Data provided -
· · · · · · ·

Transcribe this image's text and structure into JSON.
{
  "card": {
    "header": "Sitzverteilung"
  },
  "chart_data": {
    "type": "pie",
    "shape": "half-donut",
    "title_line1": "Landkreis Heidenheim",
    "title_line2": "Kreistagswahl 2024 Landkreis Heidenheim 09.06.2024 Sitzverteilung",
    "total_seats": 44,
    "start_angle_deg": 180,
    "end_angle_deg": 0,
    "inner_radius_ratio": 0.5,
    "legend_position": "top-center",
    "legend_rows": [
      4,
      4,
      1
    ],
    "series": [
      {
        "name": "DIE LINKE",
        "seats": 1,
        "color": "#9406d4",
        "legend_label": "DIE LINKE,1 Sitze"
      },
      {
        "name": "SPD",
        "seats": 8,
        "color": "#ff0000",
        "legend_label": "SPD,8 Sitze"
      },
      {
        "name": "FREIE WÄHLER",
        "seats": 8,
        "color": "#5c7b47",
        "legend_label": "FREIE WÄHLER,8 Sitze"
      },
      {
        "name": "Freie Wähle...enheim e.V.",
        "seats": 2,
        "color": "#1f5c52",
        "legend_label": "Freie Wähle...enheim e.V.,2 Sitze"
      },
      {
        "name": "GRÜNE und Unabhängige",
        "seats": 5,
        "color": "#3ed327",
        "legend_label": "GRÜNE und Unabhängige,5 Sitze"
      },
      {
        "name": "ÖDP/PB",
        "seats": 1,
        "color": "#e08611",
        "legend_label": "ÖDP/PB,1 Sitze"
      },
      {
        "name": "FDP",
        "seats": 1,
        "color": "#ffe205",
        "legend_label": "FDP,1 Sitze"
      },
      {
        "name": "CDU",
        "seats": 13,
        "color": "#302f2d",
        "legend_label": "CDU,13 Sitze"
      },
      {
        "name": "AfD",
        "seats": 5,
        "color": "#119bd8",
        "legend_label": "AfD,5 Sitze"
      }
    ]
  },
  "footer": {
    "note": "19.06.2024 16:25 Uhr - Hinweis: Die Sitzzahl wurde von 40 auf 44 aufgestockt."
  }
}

· · · · · · ·

Your objective -
Show every line from the listing above in which the string "GRÜNE" appears.

Written answer -
        "name": "GRÜNE und Unabhängige",
        "legend_label": "GRÜNE und Unabhängige,5 Sitze"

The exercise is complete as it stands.